-- The problem --
Wherever the string "China" appears, copy the whole line.

Data records:
╭──
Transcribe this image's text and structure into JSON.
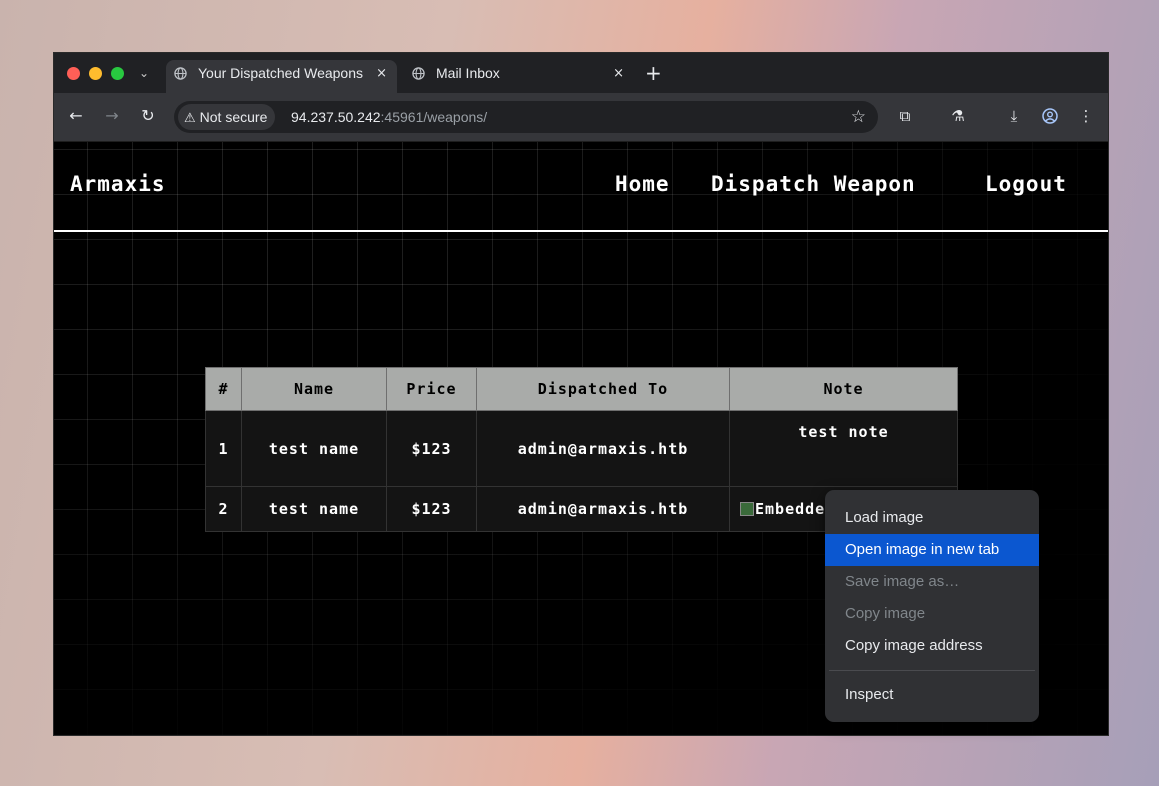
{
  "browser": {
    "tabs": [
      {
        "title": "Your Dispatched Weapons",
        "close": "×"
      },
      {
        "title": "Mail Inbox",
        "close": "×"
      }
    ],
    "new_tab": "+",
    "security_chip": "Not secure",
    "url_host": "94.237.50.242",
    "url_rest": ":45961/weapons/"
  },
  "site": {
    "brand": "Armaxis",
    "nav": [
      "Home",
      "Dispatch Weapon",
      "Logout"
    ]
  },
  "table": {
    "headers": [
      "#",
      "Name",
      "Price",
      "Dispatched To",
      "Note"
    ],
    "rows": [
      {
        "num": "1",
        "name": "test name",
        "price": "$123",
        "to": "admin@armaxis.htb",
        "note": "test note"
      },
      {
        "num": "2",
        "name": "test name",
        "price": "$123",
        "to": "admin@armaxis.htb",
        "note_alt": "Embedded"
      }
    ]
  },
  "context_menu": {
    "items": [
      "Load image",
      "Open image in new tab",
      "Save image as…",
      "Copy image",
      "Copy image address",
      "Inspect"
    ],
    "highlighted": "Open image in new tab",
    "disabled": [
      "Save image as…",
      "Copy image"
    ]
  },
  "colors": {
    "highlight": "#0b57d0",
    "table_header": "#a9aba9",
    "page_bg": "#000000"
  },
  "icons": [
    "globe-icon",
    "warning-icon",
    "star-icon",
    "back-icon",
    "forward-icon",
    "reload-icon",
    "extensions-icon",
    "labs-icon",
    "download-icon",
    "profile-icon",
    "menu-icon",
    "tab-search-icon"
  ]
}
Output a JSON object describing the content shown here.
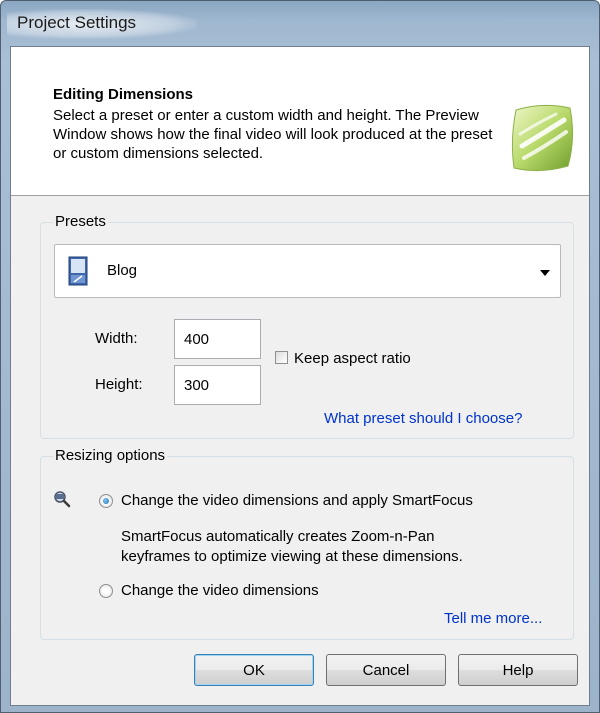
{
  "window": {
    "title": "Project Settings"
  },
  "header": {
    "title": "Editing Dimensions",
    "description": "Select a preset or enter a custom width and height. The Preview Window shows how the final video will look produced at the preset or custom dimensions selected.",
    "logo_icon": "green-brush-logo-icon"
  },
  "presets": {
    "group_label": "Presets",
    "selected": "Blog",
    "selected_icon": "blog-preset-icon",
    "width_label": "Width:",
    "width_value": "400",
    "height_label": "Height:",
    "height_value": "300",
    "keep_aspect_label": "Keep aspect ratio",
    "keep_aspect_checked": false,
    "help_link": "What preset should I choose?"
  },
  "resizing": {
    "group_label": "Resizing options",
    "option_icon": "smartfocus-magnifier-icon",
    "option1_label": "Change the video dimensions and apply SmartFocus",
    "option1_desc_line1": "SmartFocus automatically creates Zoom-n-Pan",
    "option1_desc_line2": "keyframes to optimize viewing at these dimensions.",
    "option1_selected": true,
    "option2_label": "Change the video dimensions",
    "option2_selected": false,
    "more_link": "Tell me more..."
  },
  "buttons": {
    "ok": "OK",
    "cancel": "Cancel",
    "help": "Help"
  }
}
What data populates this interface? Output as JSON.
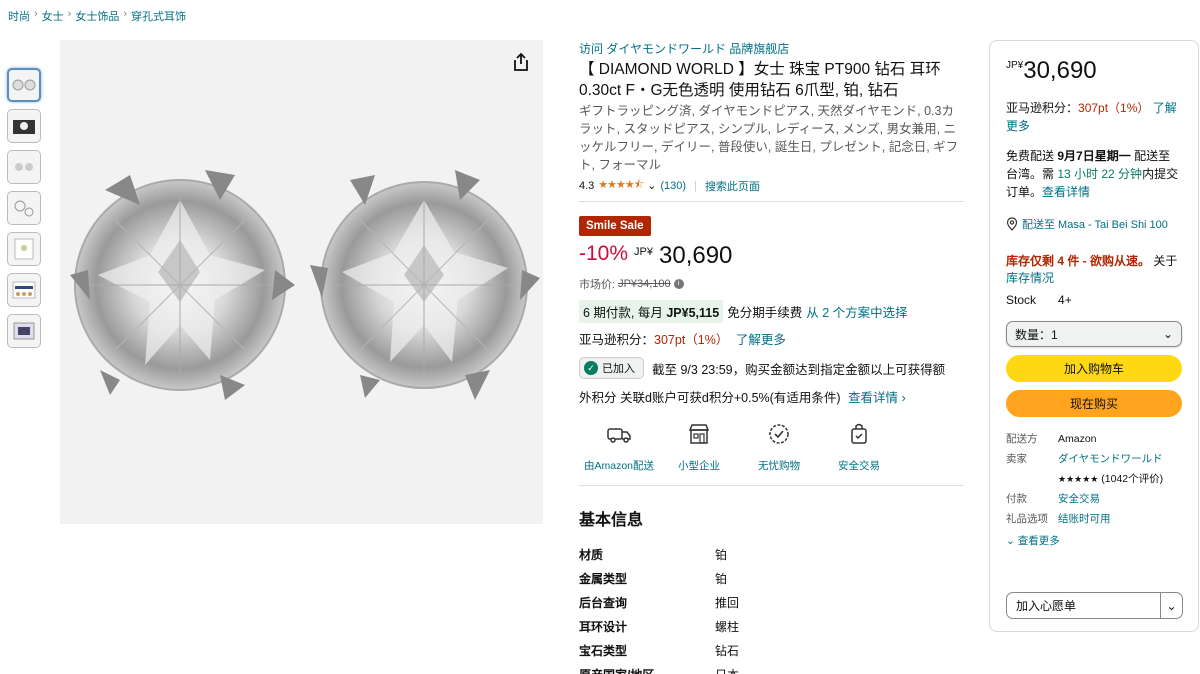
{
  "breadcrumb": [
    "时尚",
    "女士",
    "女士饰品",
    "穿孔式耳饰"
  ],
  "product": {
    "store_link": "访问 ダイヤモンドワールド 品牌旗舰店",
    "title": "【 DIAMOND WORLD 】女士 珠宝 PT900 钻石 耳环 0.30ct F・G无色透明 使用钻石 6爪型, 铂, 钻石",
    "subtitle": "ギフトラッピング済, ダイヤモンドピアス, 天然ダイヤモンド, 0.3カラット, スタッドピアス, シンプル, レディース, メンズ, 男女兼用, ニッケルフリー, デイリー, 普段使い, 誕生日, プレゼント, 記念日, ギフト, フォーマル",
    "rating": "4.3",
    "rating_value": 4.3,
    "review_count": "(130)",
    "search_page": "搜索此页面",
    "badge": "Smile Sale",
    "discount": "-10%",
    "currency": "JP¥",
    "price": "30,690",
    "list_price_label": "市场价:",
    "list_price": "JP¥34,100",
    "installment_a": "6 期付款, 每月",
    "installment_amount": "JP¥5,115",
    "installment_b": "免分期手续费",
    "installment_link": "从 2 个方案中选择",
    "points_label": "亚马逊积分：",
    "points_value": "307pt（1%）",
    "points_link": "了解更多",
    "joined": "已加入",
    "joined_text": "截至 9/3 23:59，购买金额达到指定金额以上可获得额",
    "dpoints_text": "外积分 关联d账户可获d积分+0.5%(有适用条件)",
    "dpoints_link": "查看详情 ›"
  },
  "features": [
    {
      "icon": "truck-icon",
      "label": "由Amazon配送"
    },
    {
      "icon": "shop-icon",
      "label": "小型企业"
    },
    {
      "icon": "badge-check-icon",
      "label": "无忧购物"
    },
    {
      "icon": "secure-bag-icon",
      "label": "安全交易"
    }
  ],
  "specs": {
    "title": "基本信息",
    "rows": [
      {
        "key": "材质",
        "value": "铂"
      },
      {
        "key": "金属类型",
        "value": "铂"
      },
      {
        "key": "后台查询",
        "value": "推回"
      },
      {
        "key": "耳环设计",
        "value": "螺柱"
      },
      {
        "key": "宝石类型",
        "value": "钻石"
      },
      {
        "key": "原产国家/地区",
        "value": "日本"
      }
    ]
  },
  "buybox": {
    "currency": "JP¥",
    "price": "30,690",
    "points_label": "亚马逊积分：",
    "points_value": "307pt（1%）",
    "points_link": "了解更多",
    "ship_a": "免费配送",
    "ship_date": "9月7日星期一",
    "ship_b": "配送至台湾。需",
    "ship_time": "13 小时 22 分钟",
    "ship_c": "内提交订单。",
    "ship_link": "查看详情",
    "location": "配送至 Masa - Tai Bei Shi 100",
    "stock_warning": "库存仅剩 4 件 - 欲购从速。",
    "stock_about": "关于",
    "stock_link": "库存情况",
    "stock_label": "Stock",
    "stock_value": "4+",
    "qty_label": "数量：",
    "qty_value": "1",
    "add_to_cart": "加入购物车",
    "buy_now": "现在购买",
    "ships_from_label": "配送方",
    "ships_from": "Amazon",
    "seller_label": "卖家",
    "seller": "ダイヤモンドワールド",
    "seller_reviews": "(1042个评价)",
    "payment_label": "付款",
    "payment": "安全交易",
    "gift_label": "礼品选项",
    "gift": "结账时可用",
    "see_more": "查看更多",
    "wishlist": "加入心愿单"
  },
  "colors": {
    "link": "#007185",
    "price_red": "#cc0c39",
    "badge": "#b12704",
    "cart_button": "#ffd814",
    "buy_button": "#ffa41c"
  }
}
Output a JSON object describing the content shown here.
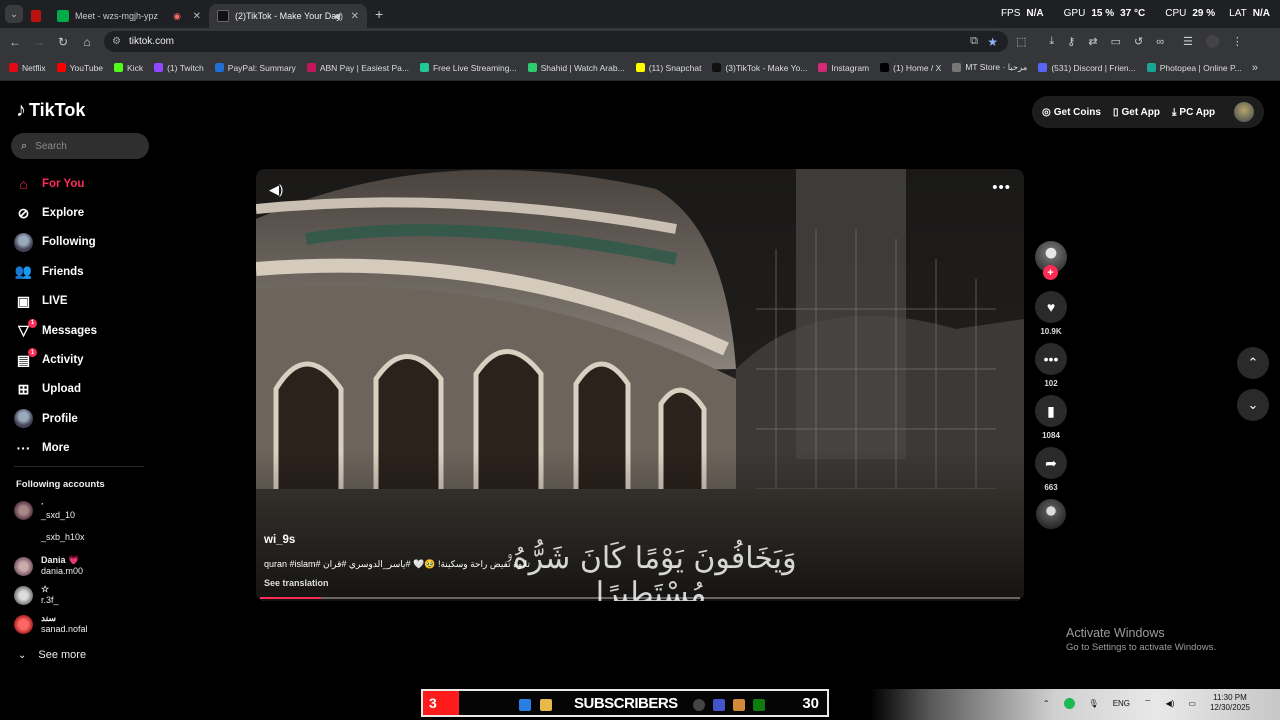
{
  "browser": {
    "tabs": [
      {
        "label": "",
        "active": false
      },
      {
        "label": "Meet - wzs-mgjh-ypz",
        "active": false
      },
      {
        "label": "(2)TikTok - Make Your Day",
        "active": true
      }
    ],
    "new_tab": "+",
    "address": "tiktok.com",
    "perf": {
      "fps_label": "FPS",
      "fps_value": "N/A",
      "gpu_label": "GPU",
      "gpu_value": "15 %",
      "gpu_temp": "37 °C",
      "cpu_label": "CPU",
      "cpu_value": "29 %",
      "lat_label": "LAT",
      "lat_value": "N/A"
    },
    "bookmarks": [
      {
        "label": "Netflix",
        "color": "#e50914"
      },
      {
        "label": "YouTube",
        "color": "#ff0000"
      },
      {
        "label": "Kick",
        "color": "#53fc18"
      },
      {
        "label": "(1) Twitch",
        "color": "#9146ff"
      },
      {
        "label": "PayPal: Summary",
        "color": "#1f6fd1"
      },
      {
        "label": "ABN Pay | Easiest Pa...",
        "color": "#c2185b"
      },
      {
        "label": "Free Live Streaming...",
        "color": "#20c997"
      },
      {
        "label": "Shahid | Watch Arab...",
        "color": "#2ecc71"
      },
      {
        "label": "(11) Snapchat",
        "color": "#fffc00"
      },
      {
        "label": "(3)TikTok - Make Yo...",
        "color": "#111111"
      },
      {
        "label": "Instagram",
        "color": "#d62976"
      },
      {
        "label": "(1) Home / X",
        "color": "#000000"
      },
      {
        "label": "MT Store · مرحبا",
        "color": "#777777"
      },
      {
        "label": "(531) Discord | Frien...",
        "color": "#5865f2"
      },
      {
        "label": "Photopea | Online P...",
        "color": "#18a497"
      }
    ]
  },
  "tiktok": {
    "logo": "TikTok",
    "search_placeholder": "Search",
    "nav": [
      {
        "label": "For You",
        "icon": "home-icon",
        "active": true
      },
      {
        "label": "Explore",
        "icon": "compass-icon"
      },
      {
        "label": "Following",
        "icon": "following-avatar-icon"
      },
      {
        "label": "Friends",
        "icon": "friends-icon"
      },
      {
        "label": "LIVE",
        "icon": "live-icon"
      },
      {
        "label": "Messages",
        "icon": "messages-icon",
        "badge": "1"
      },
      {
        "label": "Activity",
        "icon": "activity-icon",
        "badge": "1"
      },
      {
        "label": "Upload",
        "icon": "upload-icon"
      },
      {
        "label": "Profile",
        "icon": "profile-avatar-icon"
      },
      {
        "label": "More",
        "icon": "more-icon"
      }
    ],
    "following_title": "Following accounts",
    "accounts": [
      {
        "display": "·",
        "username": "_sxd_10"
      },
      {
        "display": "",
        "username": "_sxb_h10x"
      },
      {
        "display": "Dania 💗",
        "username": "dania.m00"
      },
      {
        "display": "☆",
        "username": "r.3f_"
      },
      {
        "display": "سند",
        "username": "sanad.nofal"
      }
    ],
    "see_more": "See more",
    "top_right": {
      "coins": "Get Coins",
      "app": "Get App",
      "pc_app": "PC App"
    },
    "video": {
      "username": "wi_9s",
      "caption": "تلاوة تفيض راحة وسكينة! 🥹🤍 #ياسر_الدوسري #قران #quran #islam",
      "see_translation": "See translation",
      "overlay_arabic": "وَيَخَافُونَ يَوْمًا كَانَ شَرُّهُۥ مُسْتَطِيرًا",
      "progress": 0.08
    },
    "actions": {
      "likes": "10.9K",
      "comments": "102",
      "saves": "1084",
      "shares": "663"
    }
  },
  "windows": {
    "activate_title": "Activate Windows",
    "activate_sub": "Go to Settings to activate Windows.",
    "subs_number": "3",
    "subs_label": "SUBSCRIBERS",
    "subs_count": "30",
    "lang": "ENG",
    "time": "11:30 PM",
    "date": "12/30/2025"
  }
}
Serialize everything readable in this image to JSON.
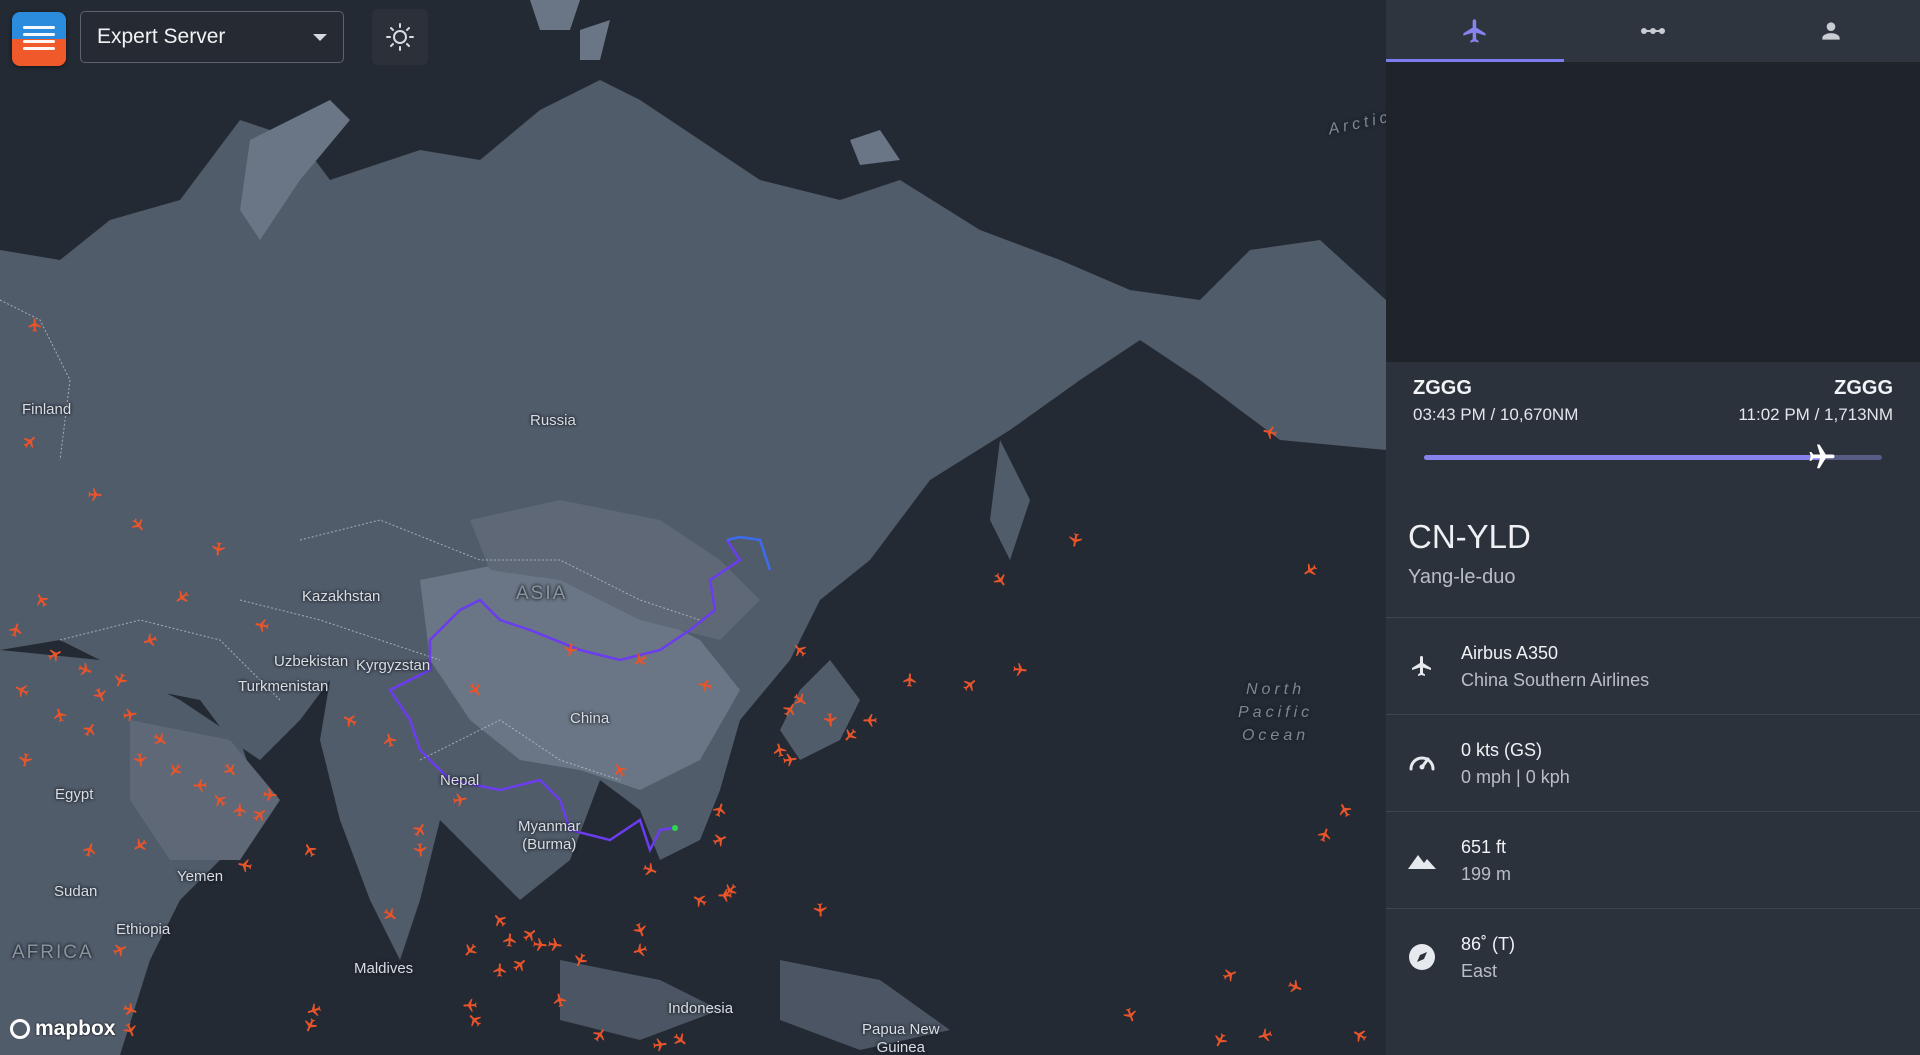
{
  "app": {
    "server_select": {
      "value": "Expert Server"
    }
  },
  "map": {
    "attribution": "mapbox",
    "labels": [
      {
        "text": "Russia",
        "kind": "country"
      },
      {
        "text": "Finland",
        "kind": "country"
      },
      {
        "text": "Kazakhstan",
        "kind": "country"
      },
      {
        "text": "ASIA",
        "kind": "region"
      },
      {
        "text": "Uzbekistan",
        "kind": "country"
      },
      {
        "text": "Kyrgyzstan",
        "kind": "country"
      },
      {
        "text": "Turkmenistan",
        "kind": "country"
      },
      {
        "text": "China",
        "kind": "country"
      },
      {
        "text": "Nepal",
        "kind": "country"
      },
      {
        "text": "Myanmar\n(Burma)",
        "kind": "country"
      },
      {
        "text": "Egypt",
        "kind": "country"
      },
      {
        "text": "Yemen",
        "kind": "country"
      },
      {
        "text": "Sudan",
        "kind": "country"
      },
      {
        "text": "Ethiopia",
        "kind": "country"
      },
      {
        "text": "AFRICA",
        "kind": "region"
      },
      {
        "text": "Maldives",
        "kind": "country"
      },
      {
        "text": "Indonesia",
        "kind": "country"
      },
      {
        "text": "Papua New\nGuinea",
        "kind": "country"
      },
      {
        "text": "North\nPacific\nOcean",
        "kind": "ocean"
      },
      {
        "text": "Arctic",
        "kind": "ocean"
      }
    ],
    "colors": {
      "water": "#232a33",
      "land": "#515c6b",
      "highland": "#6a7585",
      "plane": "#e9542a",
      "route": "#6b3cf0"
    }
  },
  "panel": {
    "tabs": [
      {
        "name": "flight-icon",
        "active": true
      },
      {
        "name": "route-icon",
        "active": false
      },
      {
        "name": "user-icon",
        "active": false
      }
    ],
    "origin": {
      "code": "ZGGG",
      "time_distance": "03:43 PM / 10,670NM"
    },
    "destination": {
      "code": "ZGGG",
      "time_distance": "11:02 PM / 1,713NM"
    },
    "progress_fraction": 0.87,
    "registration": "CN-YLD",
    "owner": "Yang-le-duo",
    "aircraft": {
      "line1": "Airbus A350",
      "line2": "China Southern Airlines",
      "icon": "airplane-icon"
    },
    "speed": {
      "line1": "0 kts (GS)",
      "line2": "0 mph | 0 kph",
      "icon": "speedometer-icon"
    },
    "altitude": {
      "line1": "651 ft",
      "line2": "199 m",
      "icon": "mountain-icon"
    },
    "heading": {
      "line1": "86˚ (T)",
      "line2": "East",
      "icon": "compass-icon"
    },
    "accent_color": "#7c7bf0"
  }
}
╰──
-- Complete output --
        "text": "China",
      "line2": "China Southern Airlines",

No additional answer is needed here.